- WORK TO DO -
(1) List every person named in the editorial on the Conservative Party.
(2) In the editorial on the Conservative Party, take the part that opens with the words containing "Rather than waiting" and closes with "than to neoliberalism.", and give it again with "panacea" swapped for "cure-all".
(3) According to the editorial on the Conservative Party, why has Rishi Sunak proved wrong those who predicted a zombie premiership? Answer in one to three sentences.

- DOCUMENT SEGMENT -
━━━━━━━━━━━━━━━━

Rishi Sunak’s MPs are already competing to define the party’s purpose and shape its future.

By New Statesman

The Conservative Party is recovering slowly from Liz Truss’s farcical premiership and its poll ratings have improved. Since entering Downing Street six months ago, Rishi Sunak has done enough to cast doubt on the general assumption that the Tories were heading for a landslide defeat at the next general election. Labour’s poll lead, which previously averaged 20 points, has fallen to as low as 11, while Mr Sunak’s approval ratings have even exceeded those of Keir Starmer. The Prime Minister has confounded those who predicted that his would be a zombie premiership. He defied his recalcitrant backbenchers to achieve a Brexit deal for Northern Ireland, he has outflanked Labour by announcing a £4bn expansion of free childcare, and he and Jeremy Hunt, the Chancellor, are sober and serious in their approach. What the Prime Minister has not done is resolve his party’s ideological tensions and contradictions.

Rather than waiting for the Conservatives to return to opposition, MPs are already competing to define the party’s purpose and shape its future. Ms Truss and her acolytes still herald tax cuts and deregulation as a panacea for the British economy. They are deluded. Others in the party, meanwhile, champion what they are calling “national conservatism”. This is a more pessimistic, authoritarian, explicitly Christian and anti-woke world-view, closer in spirit to some of the national populist movements in Europe than to neoliberalism.

━━━━━━━━━━━━━━━━

- Region annotation records -
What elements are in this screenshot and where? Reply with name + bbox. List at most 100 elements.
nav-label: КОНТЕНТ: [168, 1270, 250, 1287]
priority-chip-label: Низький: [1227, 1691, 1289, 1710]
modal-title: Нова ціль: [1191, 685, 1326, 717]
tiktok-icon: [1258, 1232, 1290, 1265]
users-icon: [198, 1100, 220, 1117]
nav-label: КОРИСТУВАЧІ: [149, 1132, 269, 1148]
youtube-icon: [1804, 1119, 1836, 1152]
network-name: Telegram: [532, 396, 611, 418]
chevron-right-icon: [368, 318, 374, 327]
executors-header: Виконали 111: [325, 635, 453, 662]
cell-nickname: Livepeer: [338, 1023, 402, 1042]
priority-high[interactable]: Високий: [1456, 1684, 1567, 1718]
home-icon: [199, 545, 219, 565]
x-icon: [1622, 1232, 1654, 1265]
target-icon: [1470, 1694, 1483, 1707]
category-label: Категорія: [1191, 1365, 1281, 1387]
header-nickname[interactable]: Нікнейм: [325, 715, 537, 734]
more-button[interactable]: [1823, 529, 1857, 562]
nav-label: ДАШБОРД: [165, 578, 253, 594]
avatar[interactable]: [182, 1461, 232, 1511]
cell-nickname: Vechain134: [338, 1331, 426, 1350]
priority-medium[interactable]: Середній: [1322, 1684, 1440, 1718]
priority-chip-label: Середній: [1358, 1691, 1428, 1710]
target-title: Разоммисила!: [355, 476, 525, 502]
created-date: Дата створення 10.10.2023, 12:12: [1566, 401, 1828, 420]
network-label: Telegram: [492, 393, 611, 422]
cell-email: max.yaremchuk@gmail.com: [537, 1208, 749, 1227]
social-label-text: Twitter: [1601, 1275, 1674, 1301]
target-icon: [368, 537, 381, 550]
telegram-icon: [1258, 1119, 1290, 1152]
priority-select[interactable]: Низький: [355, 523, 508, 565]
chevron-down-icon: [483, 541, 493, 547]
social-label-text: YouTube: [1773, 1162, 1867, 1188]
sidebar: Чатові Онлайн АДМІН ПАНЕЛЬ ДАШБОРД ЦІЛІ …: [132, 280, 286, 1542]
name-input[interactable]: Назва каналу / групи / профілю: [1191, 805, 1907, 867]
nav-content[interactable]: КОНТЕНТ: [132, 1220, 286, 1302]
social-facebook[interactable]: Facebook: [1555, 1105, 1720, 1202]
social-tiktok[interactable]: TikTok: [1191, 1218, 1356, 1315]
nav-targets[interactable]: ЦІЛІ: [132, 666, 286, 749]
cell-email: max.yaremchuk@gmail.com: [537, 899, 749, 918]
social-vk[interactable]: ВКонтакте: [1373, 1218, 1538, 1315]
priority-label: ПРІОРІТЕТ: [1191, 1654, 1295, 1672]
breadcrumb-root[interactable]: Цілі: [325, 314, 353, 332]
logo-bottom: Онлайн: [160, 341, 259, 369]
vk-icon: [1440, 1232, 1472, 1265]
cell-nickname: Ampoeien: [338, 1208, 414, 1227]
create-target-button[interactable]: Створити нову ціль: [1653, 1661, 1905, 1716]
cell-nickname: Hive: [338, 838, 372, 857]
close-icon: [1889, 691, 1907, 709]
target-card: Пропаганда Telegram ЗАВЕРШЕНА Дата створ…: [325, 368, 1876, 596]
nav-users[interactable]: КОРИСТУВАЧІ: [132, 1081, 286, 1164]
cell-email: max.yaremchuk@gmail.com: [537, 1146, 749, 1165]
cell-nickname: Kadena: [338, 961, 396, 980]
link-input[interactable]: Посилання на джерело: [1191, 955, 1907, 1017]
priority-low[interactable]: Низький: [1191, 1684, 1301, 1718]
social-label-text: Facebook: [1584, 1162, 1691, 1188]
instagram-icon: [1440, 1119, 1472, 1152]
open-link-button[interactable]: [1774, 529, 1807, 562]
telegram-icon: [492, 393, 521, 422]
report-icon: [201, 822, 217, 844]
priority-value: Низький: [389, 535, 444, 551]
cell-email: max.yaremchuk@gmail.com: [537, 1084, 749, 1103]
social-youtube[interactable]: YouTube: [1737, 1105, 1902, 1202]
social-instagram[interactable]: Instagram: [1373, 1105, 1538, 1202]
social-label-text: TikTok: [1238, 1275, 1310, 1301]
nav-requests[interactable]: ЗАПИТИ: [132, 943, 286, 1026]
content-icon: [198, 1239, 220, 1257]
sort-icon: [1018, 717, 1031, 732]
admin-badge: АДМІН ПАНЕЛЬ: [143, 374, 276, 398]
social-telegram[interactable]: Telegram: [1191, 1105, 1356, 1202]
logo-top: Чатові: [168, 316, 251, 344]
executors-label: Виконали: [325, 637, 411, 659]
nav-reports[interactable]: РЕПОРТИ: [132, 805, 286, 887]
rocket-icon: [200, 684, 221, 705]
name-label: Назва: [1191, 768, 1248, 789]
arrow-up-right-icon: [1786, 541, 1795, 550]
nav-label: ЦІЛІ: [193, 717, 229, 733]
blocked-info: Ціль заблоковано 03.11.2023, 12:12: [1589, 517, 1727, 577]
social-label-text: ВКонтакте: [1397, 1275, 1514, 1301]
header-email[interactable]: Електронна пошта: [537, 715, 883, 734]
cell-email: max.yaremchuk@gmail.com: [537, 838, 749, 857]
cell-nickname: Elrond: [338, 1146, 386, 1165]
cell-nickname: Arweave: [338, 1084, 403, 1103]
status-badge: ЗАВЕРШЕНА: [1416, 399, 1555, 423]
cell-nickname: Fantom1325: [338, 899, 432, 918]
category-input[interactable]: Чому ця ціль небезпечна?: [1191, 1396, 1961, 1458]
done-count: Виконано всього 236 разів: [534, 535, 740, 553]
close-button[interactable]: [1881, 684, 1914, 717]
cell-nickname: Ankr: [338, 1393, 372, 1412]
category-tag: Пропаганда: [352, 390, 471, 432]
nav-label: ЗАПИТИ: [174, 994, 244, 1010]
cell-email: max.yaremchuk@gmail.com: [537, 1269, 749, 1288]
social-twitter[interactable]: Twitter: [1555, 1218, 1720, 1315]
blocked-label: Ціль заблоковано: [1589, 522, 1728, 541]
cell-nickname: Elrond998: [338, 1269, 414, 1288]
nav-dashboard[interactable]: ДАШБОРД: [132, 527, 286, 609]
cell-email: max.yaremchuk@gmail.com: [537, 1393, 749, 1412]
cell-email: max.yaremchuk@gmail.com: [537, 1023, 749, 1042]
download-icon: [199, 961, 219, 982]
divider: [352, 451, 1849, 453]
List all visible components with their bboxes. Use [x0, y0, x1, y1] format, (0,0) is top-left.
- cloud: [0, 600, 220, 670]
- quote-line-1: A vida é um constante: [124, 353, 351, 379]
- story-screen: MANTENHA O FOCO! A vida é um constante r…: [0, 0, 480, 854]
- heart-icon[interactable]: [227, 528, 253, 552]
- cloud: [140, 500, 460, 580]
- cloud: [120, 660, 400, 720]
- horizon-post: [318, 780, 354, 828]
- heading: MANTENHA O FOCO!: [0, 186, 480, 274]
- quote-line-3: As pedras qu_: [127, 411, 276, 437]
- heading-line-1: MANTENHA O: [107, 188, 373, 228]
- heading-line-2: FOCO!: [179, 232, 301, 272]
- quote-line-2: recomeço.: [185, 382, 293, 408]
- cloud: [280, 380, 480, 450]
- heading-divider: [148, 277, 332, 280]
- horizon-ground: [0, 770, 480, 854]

━━━━━━━━━━━━━━━━

- FINAL RESULTS -
(1) Rishi Sunak, Liz Truss, Keir Starmer, Jeremy Hunt

(2)
Rather than waiting for the Conservatives to return to opposition, MPs are already competing to define the party’s purpose and shape its future. Ms Truss and her acolytes still herald tax cuts and deregulation as a cure-all for the British economy. They are deluded. Others in the party, meanwhile, champion what they are calling “national conservatism”. This is a more pessimistic, authoritarian, explicitly Christian and anti-woke world-view, closer in spirit to some of the national populist movements in Europe than to neoliberalism.

(3) He defied his rebellious backbenchers to get a Brexit deal for Northern Ireland, and he outflanked Labour by announcing a £4bn expansion of free childcare. He and Chancellor Jeremy Hunt have also been sober and serious in their approach.